(Aim):
Word for word, retype every entry in the listing.

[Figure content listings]
§

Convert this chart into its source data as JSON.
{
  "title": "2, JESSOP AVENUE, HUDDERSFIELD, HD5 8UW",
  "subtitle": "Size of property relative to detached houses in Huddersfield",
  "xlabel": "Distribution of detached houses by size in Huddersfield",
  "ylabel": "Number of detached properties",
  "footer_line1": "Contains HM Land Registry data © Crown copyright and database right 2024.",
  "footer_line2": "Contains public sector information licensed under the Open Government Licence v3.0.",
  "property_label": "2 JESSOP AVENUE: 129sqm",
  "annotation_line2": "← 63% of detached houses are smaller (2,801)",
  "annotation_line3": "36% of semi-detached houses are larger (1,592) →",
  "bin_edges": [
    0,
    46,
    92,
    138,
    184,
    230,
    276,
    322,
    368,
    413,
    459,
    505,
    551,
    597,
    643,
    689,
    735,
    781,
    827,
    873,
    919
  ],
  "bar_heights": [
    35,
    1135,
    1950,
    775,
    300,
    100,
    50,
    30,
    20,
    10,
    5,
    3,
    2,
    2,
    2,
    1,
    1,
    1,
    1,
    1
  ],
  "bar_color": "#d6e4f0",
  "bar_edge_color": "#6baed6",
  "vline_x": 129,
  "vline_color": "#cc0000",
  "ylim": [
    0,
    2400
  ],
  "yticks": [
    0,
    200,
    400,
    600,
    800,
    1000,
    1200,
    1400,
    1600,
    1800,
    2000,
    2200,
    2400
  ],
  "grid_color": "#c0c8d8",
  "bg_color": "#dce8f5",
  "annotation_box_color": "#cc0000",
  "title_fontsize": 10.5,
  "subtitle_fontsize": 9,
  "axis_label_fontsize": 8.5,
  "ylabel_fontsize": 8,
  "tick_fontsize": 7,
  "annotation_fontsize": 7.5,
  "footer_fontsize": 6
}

§

(Output for this exercise):
Convert this chart into its source data as JSON.
{
  "title": "2, JESSOP AVENUE, HUDDERSFIELD, HD5 8UW",
  "subtitle": "Size of property relative to detached houses in Huddersfield",
  "xlabel": "Distribution of detached houses by size in Huddersfield",
  "ylabel": "Number of detached properties",
  "footer_line1": "Contains HM Land Registry data © Crown copyright and database right 2024.",
  "footer_line2": "Contains public sector information licensed under the Open Government Licence v3.0.",
  "property_label": "2 JESSOP AVENUE: 129sqm",
  "annotation_line2": "← 63% of detached houses are smaller (2,801)",
  "annotation_line3": "36% of semi-detached houses are larger (1,592) →",
  "bin_edges": [
    0,
    46,
    92,
    138,
    184,
    230,
    276,
    322,
    368,
    413,
    459,
    505,
    551,
    597,
    643,
    689,
    735,
    781,
    827,
    873,
    919
  ],
  "bar_heights": [
    35,
    1135,
    1950,
    775,
    300,
    100,
    50,
    30,
    20,
    10,
    5,
    3,
    2,
    2,
    2,
    1,
    1,
    1,
    1,
    1
  ],
  "bar_color": "#d6e4f0",
  "bar_edge_color": "#6baed6",
  "vline_x": 129,
  "vline_color": "#cc0000",
  "ylim": [
    0,
    2400
  ],
  "yticks": [
    0,
    200,
    400,
    600,
    800,
    1000,
    1200,
    1400,
    1600,
    1800,
    2000,
    2200,
    2400
  ],
  "grid_color": "#c0c8d8",
  "bg_color": "#dce8f5",
  "annotation_box_color": "#cc0000",
  "title_fontsize": 10.5,
  "subtitle_fontsize": 9,
  "axis_label_fontsize": 8.5,
  "ylabel_fontsize": 8,
  "tick_fontsize": 7,
  "annotation_fontsize": 7.5,
  "footer_fontsize": 6
}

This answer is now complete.